## Stated exercise
Set out every line bearing the string "delle".

## Material for the task

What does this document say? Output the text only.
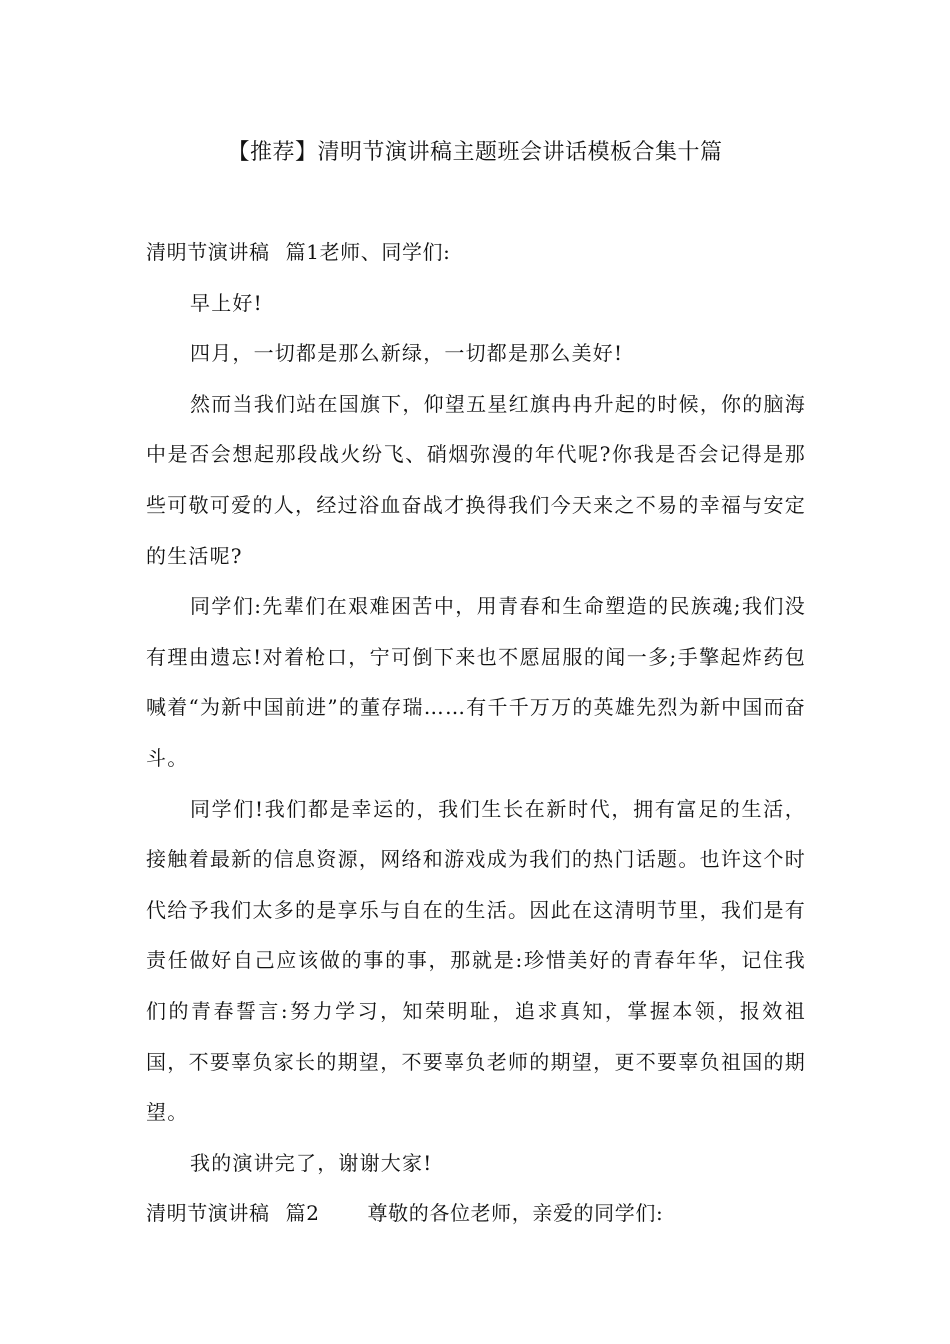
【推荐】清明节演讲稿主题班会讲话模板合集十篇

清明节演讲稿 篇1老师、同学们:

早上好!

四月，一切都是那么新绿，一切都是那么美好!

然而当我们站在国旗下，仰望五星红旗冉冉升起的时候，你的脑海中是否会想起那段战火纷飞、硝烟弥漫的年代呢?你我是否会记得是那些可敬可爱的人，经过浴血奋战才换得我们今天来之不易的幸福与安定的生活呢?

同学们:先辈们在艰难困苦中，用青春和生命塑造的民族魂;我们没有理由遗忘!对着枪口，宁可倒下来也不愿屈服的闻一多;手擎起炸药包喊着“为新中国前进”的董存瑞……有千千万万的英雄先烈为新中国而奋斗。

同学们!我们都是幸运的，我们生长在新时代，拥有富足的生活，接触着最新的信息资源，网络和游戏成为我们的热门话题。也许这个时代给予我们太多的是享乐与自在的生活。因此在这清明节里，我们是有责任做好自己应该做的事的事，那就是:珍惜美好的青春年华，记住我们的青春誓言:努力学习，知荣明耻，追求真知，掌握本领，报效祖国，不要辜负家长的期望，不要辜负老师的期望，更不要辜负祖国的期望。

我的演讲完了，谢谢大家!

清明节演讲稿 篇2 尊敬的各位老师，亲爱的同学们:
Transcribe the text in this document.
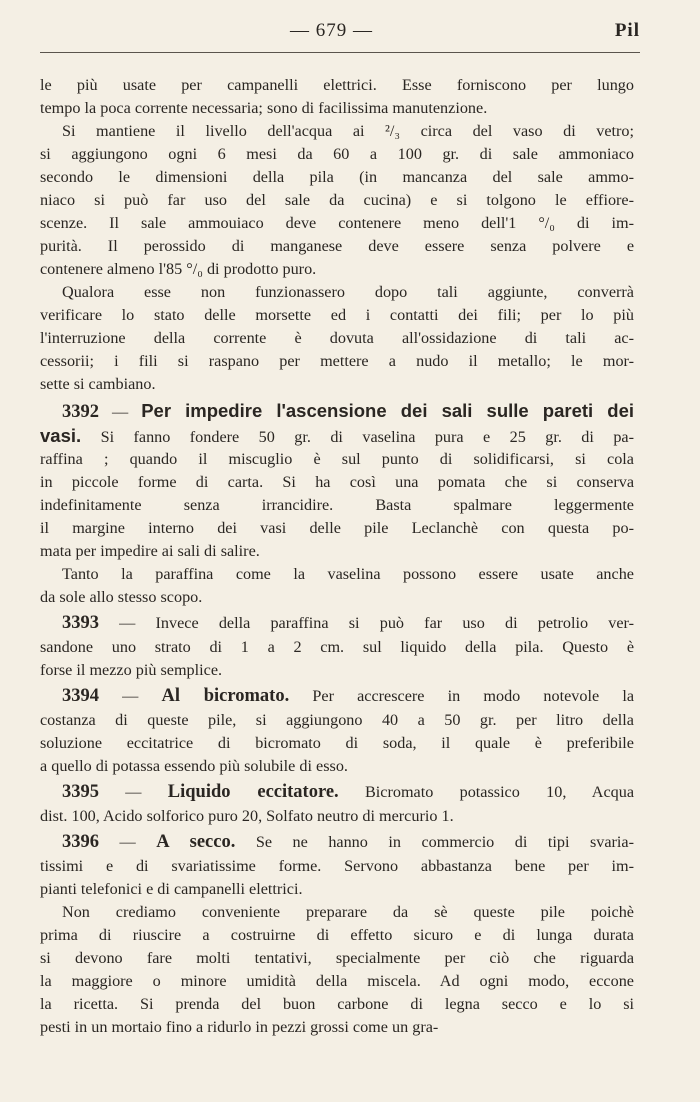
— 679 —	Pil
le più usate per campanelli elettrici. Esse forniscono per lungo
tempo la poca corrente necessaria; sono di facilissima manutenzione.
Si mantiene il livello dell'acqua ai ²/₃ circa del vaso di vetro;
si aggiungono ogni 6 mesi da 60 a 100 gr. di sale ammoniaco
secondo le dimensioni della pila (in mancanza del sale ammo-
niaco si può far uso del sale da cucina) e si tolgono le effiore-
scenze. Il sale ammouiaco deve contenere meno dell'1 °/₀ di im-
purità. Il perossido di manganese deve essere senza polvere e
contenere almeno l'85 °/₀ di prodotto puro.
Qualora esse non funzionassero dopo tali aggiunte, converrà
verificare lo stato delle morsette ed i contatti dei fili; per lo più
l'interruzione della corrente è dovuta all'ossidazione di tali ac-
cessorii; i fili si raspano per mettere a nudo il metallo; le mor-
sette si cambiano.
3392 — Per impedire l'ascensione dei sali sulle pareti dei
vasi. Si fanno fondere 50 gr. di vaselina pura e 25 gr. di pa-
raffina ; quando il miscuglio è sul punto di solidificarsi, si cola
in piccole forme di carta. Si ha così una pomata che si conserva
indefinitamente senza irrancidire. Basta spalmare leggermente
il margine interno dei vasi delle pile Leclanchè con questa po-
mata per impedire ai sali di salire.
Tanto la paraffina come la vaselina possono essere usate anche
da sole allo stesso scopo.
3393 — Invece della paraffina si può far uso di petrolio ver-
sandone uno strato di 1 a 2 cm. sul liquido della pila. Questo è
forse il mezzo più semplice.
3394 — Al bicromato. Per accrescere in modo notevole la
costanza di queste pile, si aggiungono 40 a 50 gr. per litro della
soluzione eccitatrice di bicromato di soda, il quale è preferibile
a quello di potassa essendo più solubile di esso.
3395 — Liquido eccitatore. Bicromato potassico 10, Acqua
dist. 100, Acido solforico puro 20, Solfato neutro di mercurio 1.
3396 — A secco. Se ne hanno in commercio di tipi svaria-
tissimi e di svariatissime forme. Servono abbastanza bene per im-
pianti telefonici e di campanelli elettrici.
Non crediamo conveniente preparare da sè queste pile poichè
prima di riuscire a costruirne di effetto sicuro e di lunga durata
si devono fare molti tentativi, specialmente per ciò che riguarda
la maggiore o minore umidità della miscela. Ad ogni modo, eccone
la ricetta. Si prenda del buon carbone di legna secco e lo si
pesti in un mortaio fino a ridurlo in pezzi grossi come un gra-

## Expected answer
verificare lo stato delle morsette ed i contatti dei fili; per lo più
il margine interno dei vasi delle pile Leclanchè con questa po-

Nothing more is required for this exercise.